Exercise directions: Copy out each line of the data that holds the word "ffffff".
☆ ☆ ☆ ☆
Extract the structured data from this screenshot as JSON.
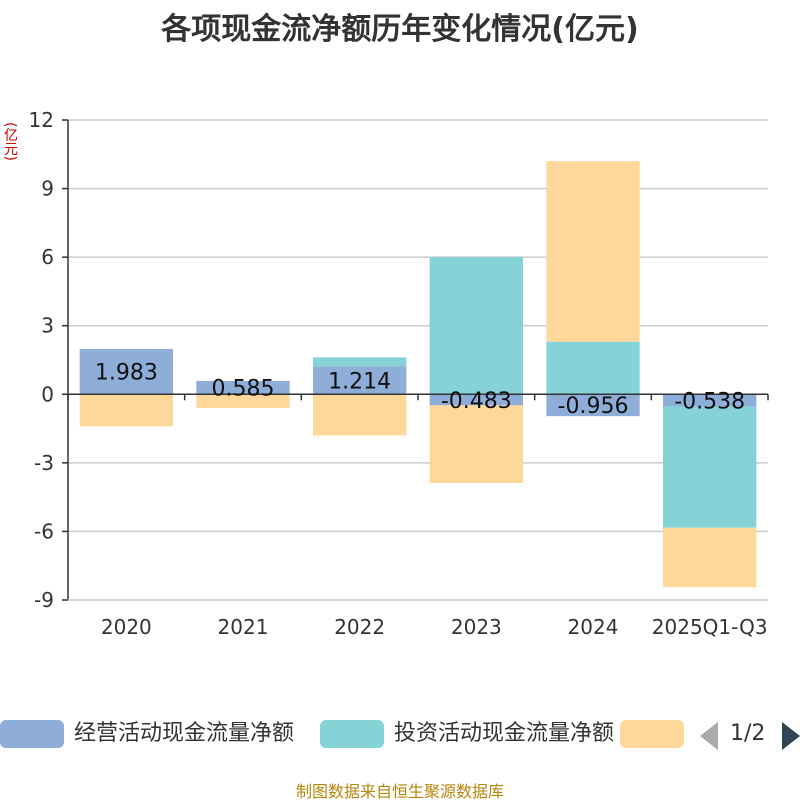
{
  "chart_data": {
    "type": "bar",
    "stacked": true,
    "title": "各项现金流净额历年变化情况(亿元)",
    "y_unit": "(亿元)",
    "categories": [
      "2020",
      "2021",
      "2022",
      "2023",
      "2024",
      "2025Q1-Q3"
    ],
    "ylim": [
      -9,
      12
    ],
    "yticks": [
      -9,
      -6,
      -3,
      0,
      3,
      6,
      9,
      12
    ],
    "ytick_labels": [
      "-9",
      "-6",
      "-3",
      "0",
      "3",
      "6",
      "9",
      "12"
    ],
    "grid": true,
    "series": [
      {
        "name": "经营活动现金流量净额",
        "color": "#8eadd9",
        "values": [
          1.983,
          0.585,
          1.214,
          -0.483,
          -0.956,
          -0.538
        ],
        "labels": [
          "1.983",
          "0.585",
          "1.214",
          "-0.483",
          "-0.956",
          "-0.538"
        ]
      },
      {
        "name": "投资活动现金流量净额",
        "color": "#86d3d7",
        "values": [
          0,
          0,
          0.4,
          6.0,
          2.3,
          -5.3
        ]
      },
      {
        "name": "",
        "color": "#fdd89a",
        "values": [
          -1.4,
          -0.6,
          -1.8,
          -3.4,
          7.9,
          -2.6
        ]
      }
    ],
    "legend": {
      "placement": "bottom",
      "page": "1/2"
    }
  },
  "source_note": "制图数据来自恒生聚源数据库"
}
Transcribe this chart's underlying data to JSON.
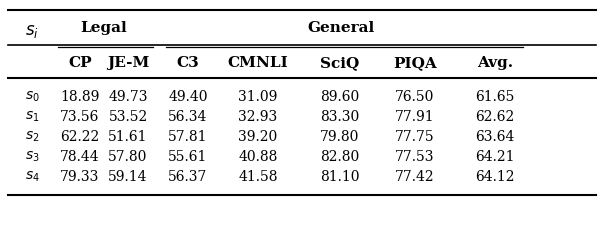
{
  "row_labels": [
    "$s_0$",
    "$s_1$",
    "$s_2$",
    "$s_3$",
    "$s_4$"
  ],
  "col_headers": [
    "CP",
    "JE-M",
    "C3",
    "CMNLI",
    "SciQ",
    "PIQA",
    "Avg."
  ],
  "group_headers": [
    "Legal",
    "General"
  ],
  "data": [
    [
      18.89,
      49.73,
      49.4,
      31.09,
      89.6,
      76.5,
      61.65
    ],
    [
      73.56,
      53.52,
      56.34,
      32.93,
      83.3,
      77.91,
      62.62
    ],
    [
      62.22,
      51.61,
      57.81,
      39.2,
      79.8,
      77.75,
      63.64
    ],
    [
      78.44,
      57.8,
      55.61,
      40.88,
      82.8,
      77.53,
      64.21
    ],
    [
      79.33,
      59.14,
      56.37,
      41.58,
      81.1,
      77.42,
      64.12
    ]
  ],
  "background_color": "#ffffff",
  "text_color": "#000000",
  "data_fontsize": 10,
  "header_fontsize": 11
}
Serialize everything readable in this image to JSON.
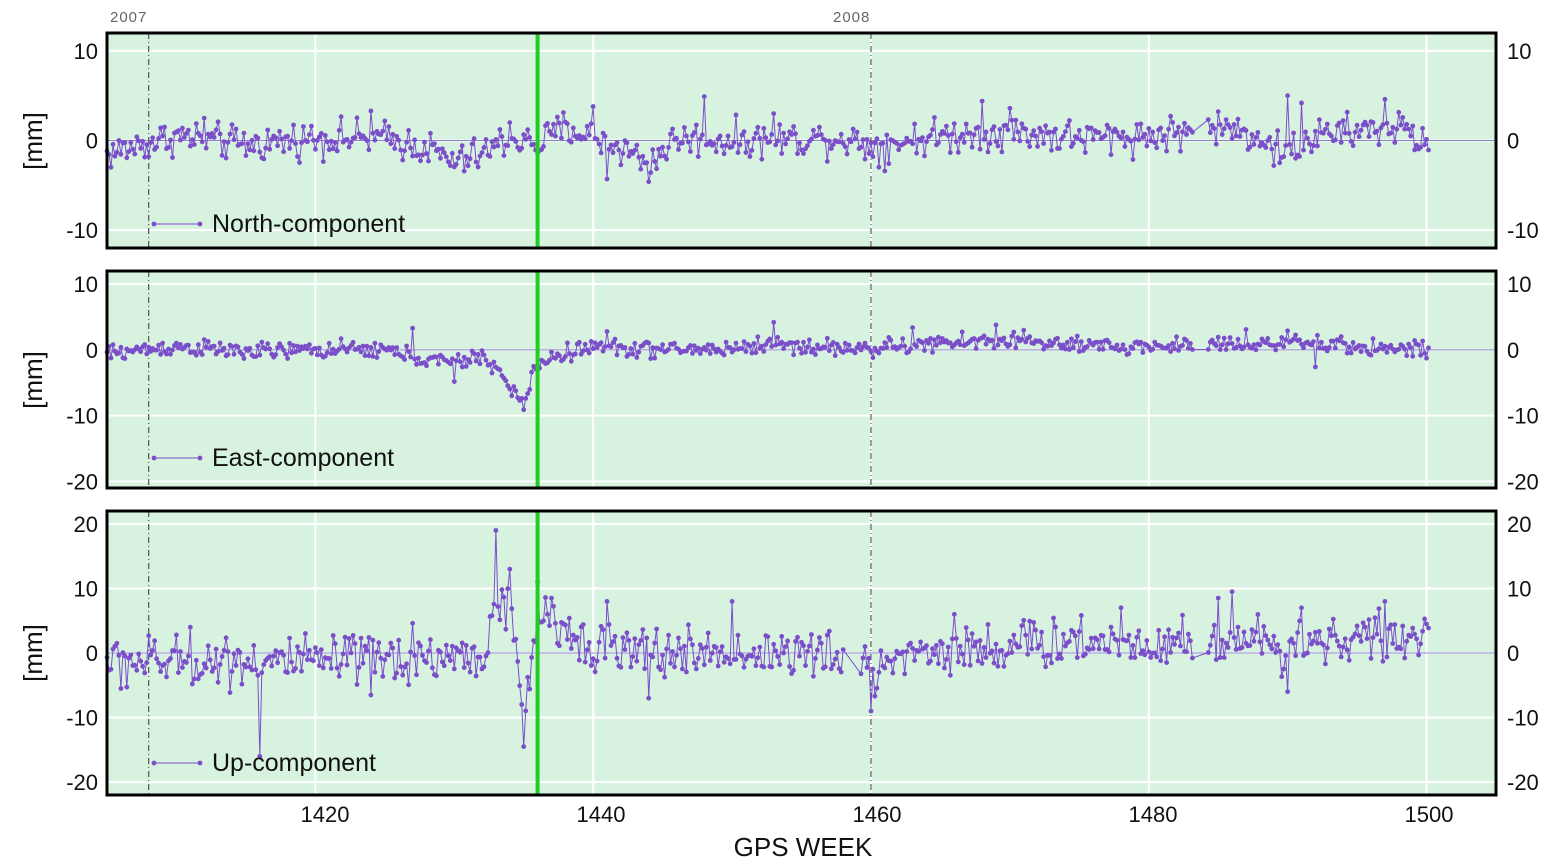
{
  "chart_data": {
    "type": "line",
    "x_label": "GPS WEEK",
    "x_ticks": [
      "1420",
      "1440",
      "1460",
      "1480",
      "1500"
    ],
    "xlim": [
      1405,
      1505
    ],
    "year_markers": [
      {
        "label": "2007",
        "week": 1408
      },
      {
        "label": "2008",
        "week": 1460
      }
    ],
    "event_week": 1436,
    "colors": {
      "background": "#d8f2e0",
      "series": "#7a4fc9",
      "event_line": "#22cc22",
      "grid": "#ffffff"
    },
    "panels": [
      {
        "series_name": "North-component",
        "ylabel": "[mm]",
        "ylim": [
          -12,
          12
        ],
        "yticks": [
          "-10",
          "0",
          "10"
        ],
        "keypoints": [
          [
            1405,
            -1.5
          ],
          [
            1410,
            0.5
          ],
          [
            1415,
            -0.5
          ],
          [
            1420,
            0.3
          ],
          [
            1425,
            0.2
          ],
          [
            1428,
            -0.8
          ],
          [
            1430,
            -2.5
          ],
          [
            1432,
            -1.5
          ],
          [
            1434,
            0.3
          ],
          [
            1436,
            -0.5
          ],
          [
            1438,
            1.5
          ],
          [
            1442,
            -0.8
          ],
          [
            1444,
            -2.5
          ],
          [
            1446,
            0.2
          ],
          [
            1450,
            0
          ],
          [
            1455,
            0.2
          ],
          [
            1458,
            0.3
          ],
          [
            1460,
            -0.5
          ],
          [
            1465,
            0.5
          ],
          [
            1470,
            1
          ],
          [
            1475,
            0.3
          ],
          [
            1480,
            0.5
          ],
          [
            1485,
            1.5
          ],
          [
            1488,
            0.5
          ],
          [
            1490,
            -1.5
          ],
          [
            1492,
            0.5
          ],
          [
            1495,
            1
          ],
          [
            1498,
            1.5
          ],
          [
            1500,
            -0.5
          ]
        ],
        "noise": 1.5,
        "spikes": [
          [
            1412,
            2.5
          ],
          [
            1424,
            3.3
          ],
          [
            1434,
            2
          ],
          [
            1440,
            3.8
          ],
          [
            1441,
            -4.3
          ],
          [
            1444,
            -4.6
          ],
          [
            1448,
            4.9
          ],
          [
            1453,
            3
          ],
          [
            1461,
            -3.4
          ],
          [
            1468,
            4.4
          ],
          [
            1470,
            3.6
          ],
          [
            1489,
            -2.8
          ],
          [
            1490,
            5
          ],
          [
            1491,
            4.2
          ],
          [
            1497,
            4.6
          ]
        ]
      },
      {
        "series_name": "East-component",
        "ylabel": "[mm]",
        "ylim": [
          -21,
          12
        ],
        "yticks": [
          "-20",
          "-10",
          "0",
          "10"
        ],
        "keypoints": [
          [
            1405,
            -0.5
          ],
          [
            1410,
            0.5
          ],
          [
            1415,
            -0.3
          ],
          [
            1420,
            0
          ],
          [
            1425,
            0
          ],
          [
            1428,
            -1.5
          ],
          [
            1430,
            -2
          ],
          [
            1432,
            -1
          ],
          [
            1433,
            -2.5
          ],
          [
            1434,
            -6
          ],
          [
            1435,
            -8
          ],
          [
            1436,
            -2
          ],
          [
            1438,
            -0.5
          ],
          [
            1440,
            0.5
          ],
          [
            1445,
            0
          ],
          [
            1450,
            0.2
          ],
          [
            1453,
            1
          ],
          [
            1455,
            0.5
          ],
          [
            1460,
            0.2
          ],
          [
            1465,
            1
          ],
          [
            1470,
            1.5
          ],
          [
            1475,
            0.5
          ],
          [
            1480,
            0.5
          ],
          [
            1485,
            1
          ],
          [
            1490,
            1
          ],
          [
            1495,
            0.5
          ],
          [
            1500,
            0
          ]
        ],
        "noise": 1.0,
        "spikes": [
          [
            1427,
            3.3
          ],
          [
            1430,
            -4.8
          ],
          [
            1435,
            -9.1
          ],
          [
            1441,
            2.8
          ],
          [
            1453,
            4.2
          ],
          [
            1463,
            3.4
          ],
          [
            1469,
            3.8
          ],
          [
            1471,
            3
          ],
          [
            1484,
            3.2
          ],
          [
            1487,
            3.1
          ],
          [
            1490,
            2.9
          ],
          [
            1492,
            -2.6
          ]
        ]
      },
      {
        "series_name": "Up-component",
        "ylabel": "[mm]",
        "ylim": [
          -22,
          22
        ],
        "yticks": [
          "-20",
          "-10",
          "0",
          "10",
          "20"
        ],
        "keypoints": [
          [
            1405,
            -1
          ],
          [
            1410,
            -1.5
          ],
          [
            1415,
            -1
          ],
          [
            1420,
            -1.5
          ],
          [
            1425,
            -1
          ],
          [
            1430,
            -0.5
          ],
          [
            1432,
            -1
          ],
          [
            1433,
            8
          ],
          [
            1434,
            6
          ],
          [
            1435,
            -10
          ],
          [
            1436,
            6
          ],
          [
            1438,
            3
          ],
          [
            1440,
            2
          ],
          [
            1442,
            0
          ],
          [
            1446,
            0
          ],
          [
            1450,
            0
          ],
          [
            1455,
            0
          ],
          [
            1458,
            -1
          ],
          [
            1460,
            -3
          ],
          [
            1462,
            0
          ],
          [
            1466,
            0.5
          ],
          [
            1470,
            1
          ],
          [
            1475,
            2
          ],
          [
            1480,
            1.5
          ],
          [
            1485,
            2
          ],
          [
            1490,
            1.5
          ],
          [
            1495,
            2.5
          ],
          [
            1500,
            2
          ]
        ],
        "noise": 3.0,
        "spikes": [
          [
            1406,
            -5.5
          ],
          [
            1411,
            4
          ],
          [
            1416,
            -16
          ],
          [
            1424,
            -6.5
          ],
          [
            1427,
            4.6
          ],
          [
            1433,
            19
          ],
          [
            1434,
            13
          ],
          [
            1435,
            -14.5
          ],
          [
            1436,
            11
          ],
          [
            1441,
            8
          ],
          [
            1444,
            -7
          ],
          [
            1450,
            8
          ],
          [
            1460,
            -9
          ],
          [
            1466,
            6
          ],
          [
            1478,
            7
          ],
          [
            1485,
            8.5
          ],
          [
            1486,
            9.5
          ],
          [
            1490,
            -6
          ],
          [
            1491,
            7
          ],
          [
            1497,
            8
          ]
        ]
      }
    ]
  }
}
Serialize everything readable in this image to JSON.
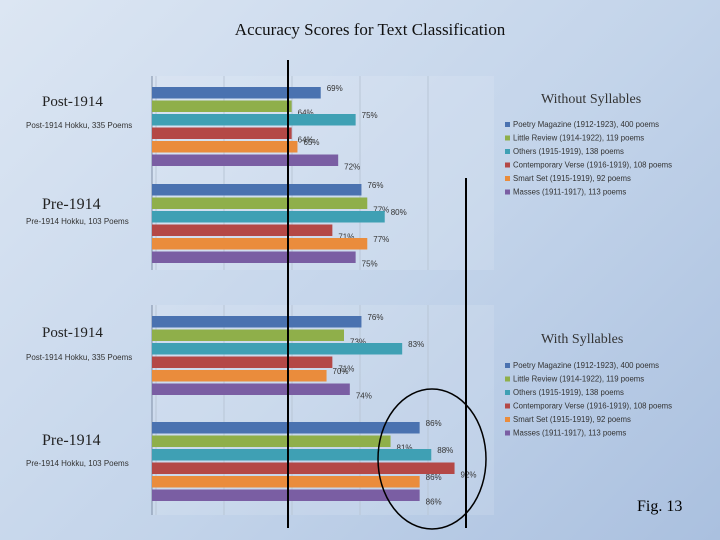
{
  "page": {
    "title": "Accuracy Scores for Text Classification",
    "figure_label": "Fig. 13"
  },
  "series_colors": [
    "#4a72b0",
    "#8faf4a",
    "#3fa0b4",
    "#b44846",
    "#ea8c3c",
    "#7a5ea3"
  ],
  "annotation_colors": {
    "lines": "#000000",
    "circle": "#000000"
  },
  "chart_data": [
    {
      "type": "bar",
      "orientation": "horizontal",
      "title": "Without Syllables",
      "unit": "%",
      "groups": [
        {
          "label": "Post-1914",
          "sublabel": "Post-1914 Hokku, 335 Poems"
        },
        {
          "label": "Pre-1914",
          "sublabel": "Pre-1914 Hokku, 103 Poems"
        }
      ],
      "series": [
        {
          "name": "Poetry Magazine (1912-1923), 400 poems",
          "values": [
            69,
            76
          ]
        },
        {
          "name": "Little Review (1914-1922), 119 poems",
          "values": [
            64,
            77
          ]
        },
        {
          "name": "Others (1915-1919), 138 poems",
          "values": [
            75,
            80
          ]
        },
        {
          "name": "Contemporary Verse (1916-1919), 108 poems",
          "values": [
            64,
            71
          ]
        },
        {
          "name": "Smart Set (1915-1919), 92 poems",
          "values": [
            65,
            77
          ]
        },
        {
          "name": "Masses (1911-1917), 113 poems",
          "values": [
            72,
            75
          ]
        }
      ]
    },
    {
      "type": "bar",
      "orientation": "horizontal",
      "title": "With Syllables",
      "unit": "%",
      "groups": [
        {
          "label": "Post-1914",
          "sublabel": "Post-1914 Hokku, 335 Poems"
        },
        {
          "label": "Pre-1914",
          "sublabel": "Pre-1914 Hokku, 103 Poems"
        }
      ],
      "series": [
        {
          "name": "Poetry Magazine (1912-1923), 400 poems",
          "values": [
            76,
            86
          ]
        },
        {
          "name": "Little Review (1914-1922), 119 poems",
          "values": [
            73,
            81
          ]
        },
        {
          "name": "Others (1915-1919), 138 poems",
          "values": [
            83,
            88
          ]
        },
        {
          "name": "Contemporary Verse (1916-1919), 108 poems",
          "values": [
            71,
            92
          ]
        },
        {
          "name": "Smart Set (1915-1919), 92 poems",
          "values": [
            70,
            86
          ]
        },
        {
          "name": "Masses (1911-1917), 113 poems",
          "values": [
            74,
            86
          ]
        }
      ]
    }
  ]
}
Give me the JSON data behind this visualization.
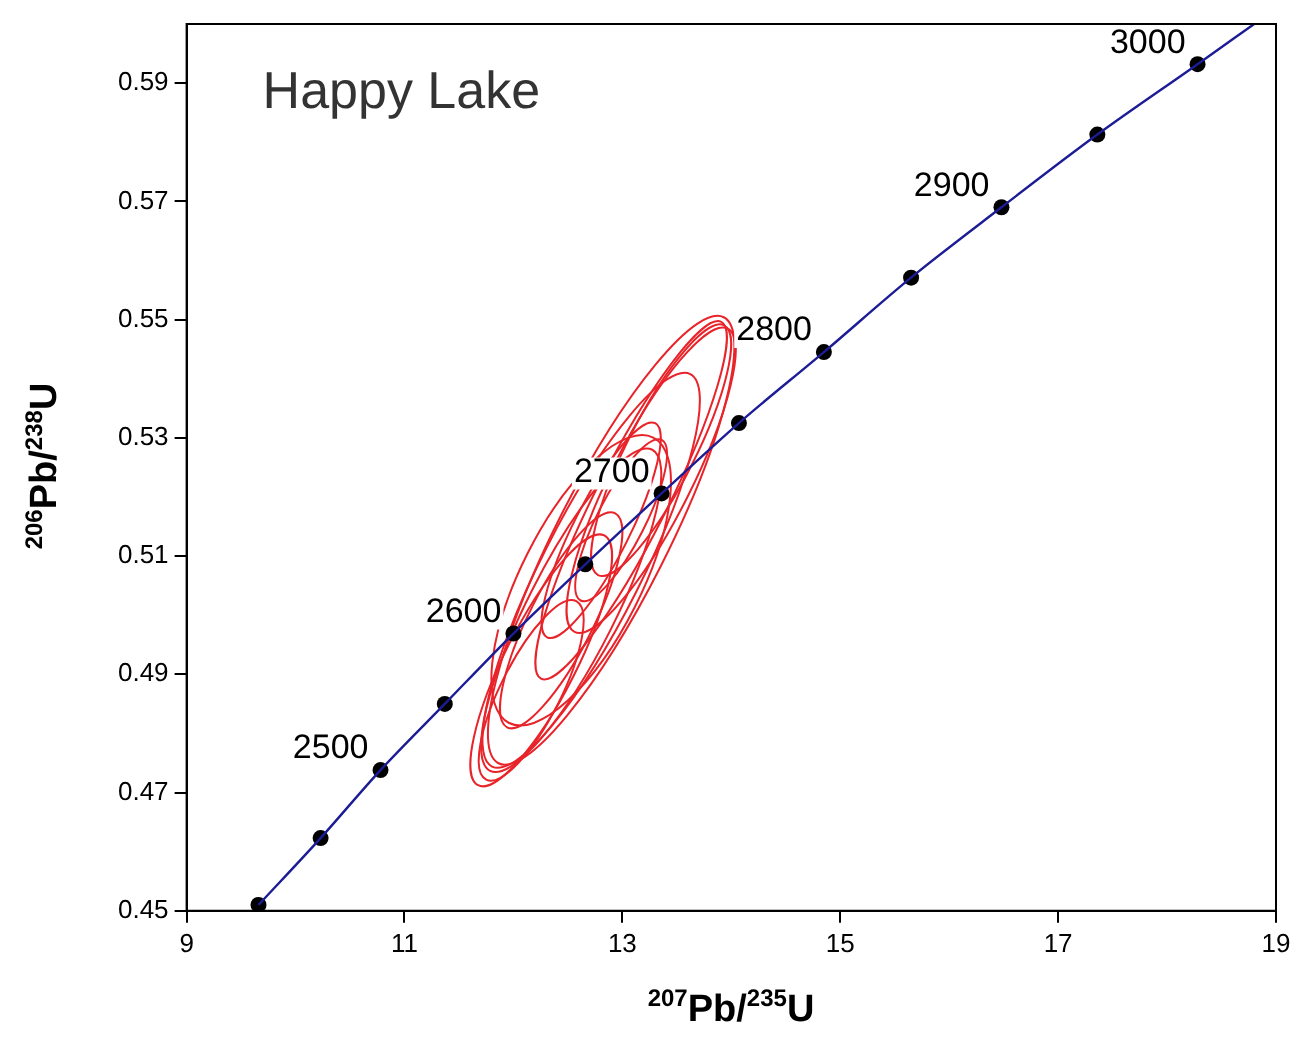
{
  "chart_data": {
    "type": "line",
    "title": "Happy Lake",
    "xlabel": "$^{207}$Pb/$^{235}$U",
    "ylabel": "$^{206}$Pb/$^{238}$U",
    "xlim": [
      9,
      19
    ],
    "xticks": [
      9,
      11,
      13,
      15,
      17,
      19
    ],
    "ylim": [
      0.45,
      0.6
    ],
    "yticks": [
      0.45,
      0.47,
      0.49,
      0.51,
      0.53,
      0.55,
      0.57,
      0.59
    ],
    "grid": false,
    "legend": false,
    "series": [
      {
        "type": "line",
        "color": "#1c1c96",
        "marker": "none",
        "x": [
          9.66,
          10.23,
          10.78,
          11.37,
          12.0,
          12.66,
          13.36,
          14.07,
          14.85,
          15.65,
          16.48,
          17.36,
          18.28,
          18.8
        ],
        "values": [
          0.451,
          0.4623,
          0.4738,
          0.485,
          0.4969,
          0.5086,
          0.5206,
          0.5325,
          0.5445,
          0.5571,
          0.569,
          0.5813,
          0.5932,
          0.6
        ]
      },
      {
        "type": "scatter",
        "color": "#000000",
        "marker": "circle",
        "x": [
          9.66,
          10.23,
          10.78,
          11.37,
          12.0,
          12.66,
          13.36,
          14.07,
          14.85,
          15.65,
          16.48,
          17.36,
          18.28
        ],
        "values": [
          0.451,
          0.4623,
          0.4738,
          0.485,
          0.4969,
          0.5086,
          0.5206,
          0.5325,
          0.5445,
          0.5571,
          0.569,
          0.5813,
          0.5932
        ]
      }
    ],
    "annotations": [
      {
        "text": "2500",
        "x": 10.78,
        "y": 0.4738
      },
      {
        "text": "2600",
        "x": 12.0,
        "y": 0.4969
      },
      {
        "text": "2700",
        "x": 13.36,
        "y": 0.5206
      },
      {
        "text": "2800",
        "x": 14.85,
        "y": 0.5445
      },
      {
        "text": "2900",
        "x": 16.48,
        "y": 0.569
      },
      {
        "text": "3000",
        "x": 18.28,
        "y": 0.5932
      }
    ]
  }
}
☆ ☆ ☆ ☆
Result:
  "background_color": "#ffffff",
      "grid": "#ffffff"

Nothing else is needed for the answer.